▶ **WHAT TO WORK ON**
Return the listing below word for word.

--- Start of ENTRIES SHOWN ---

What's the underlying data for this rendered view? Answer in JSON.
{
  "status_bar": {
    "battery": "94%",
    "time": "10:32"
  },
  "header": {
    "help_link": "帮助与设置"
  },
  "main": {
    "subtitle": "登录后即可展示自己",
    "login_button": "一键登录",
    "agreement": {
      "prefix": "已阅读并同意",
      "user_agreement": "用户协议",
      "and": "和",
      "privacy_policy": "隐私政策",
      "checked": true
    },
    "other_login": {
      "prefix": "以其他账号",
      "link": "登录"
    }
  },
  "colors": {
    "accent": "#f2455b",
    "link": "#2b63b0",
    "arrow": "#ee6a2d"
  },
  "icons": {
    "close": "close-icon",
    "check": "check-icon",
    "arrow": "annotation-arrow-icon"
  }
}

--- End of ENTRIES SHOWN ---

▶ **TASK OUTPUT**
What's the underlying data for this rendered view? Answer in JSON.
{
  "status_bar": {
    "battery": "94%",
    "time": "10:32"
  },
  "header": {
    "help_link": "帮助与设置"
  },
  "main": {
    "subtitle": "登录后即可展示自己",
    "login_button": "一键登录",
    "agreement": {
      "prefix": "已阅读并同意",
      "user_agreement": "用户协议",
      "and": "和",
      "privacy_policy": "隐私政策",
      "checked": true
    },
    "other_login": {
      "prefix": "以其他账号",
      "link": "登录"
    }
  },
  "colors": {
    "accent": "#f2455b",
    "link": "#2b63b0",
    "arrow": "#ee6a2d"
  },
  "icons": {
    "close": "close-icon",
    "check": "check-icon",
    "arrow": "annotation-arrow-icon"
  }
}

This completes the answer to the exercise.